What to do
In the listing below, identify each line with the word "Snowfall" and return those lines.

═════ Raw data

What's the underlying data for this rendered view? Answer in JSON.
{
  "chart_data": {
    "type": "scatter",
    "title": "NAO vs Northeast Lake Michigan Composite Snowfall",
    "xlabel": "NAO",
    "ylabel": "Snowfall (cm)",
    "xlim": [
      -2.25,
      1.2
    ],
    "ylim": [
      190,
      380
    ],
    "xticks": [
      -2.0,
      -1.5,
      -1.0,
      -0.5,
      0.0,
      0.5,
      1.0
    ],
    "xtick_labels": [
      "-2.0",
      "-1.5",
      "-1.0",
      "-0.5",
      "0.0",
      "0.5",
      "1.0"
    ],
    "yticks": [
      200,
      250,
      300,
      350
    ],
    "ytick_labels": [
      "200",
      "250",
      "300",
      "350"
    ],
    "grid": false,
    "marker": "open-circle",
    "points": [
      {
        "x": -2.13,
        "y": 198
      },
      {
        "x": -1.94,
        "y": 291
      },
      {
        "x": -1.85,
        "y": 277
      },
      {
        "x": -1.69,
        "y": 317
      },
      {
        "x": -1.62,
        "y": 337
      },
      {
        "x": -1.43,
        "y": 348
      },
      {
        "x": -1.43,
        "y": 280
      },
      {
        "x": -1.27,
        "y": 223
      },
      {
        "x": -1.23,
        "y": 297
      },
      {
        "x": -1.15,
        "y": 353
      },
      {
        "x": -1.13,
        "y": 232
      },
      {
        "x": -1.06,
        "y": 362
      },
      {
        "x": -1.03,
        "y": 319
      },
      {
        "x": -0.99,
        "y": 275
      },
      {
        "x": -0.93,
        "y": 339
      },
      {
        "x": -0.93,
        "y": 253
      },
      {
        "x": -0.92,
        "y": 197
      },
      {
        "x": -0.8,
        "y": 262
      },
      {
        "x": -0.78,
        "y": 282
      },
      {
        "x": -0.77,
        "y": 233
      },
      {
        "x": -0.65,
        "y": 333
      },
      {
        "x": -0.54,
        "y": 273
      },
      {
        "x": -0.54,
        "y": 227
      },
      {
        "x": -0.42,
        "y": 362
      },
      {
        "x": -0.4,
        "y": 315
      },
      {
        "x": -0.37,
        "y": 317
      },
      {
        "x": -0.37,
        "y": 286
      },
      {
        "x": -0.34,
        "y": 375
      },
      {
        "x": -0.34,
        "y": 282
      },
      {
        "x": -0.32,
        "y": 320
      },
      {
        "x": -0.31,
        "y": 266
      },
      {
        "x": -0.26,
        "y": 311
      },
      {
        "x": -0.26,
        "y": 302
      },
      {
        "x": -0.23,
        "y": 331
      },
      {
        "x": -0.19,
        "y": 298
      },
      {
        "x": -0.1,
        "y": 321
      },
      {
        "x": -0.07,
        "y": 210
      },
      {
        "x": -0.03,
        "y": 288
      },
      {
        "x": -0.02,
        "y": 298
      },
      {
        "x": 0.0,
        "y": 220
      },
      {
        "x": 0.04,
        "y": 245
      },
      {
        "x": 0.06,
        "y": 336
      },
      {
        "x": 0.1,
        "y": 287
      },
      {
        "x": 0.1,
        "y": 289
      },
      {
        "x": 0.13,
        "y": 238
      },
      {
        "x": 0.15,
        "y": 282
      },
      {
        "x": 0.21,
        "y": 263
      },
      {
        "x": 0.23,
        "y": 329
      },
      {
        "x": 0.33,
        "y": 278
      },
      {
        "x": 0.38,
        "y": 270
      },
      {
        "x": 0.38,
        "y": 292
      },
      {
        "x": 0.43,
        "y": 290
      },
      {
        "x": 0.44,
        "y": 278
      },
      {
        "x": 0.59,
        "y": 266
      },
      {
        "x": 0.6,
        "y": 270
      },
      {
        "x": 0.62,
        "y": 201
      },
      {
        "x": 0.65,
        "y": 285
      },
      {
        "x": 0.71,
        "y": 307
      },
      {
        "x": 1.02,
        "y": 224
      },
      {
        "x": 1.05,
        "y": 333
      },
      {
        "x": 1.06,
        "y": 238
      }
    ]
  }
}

══════════

Response below
    "title": "NAO vs Northeast Lake Michigan Composite Snowfall",
    "ylabel": "Snowfall (cm)",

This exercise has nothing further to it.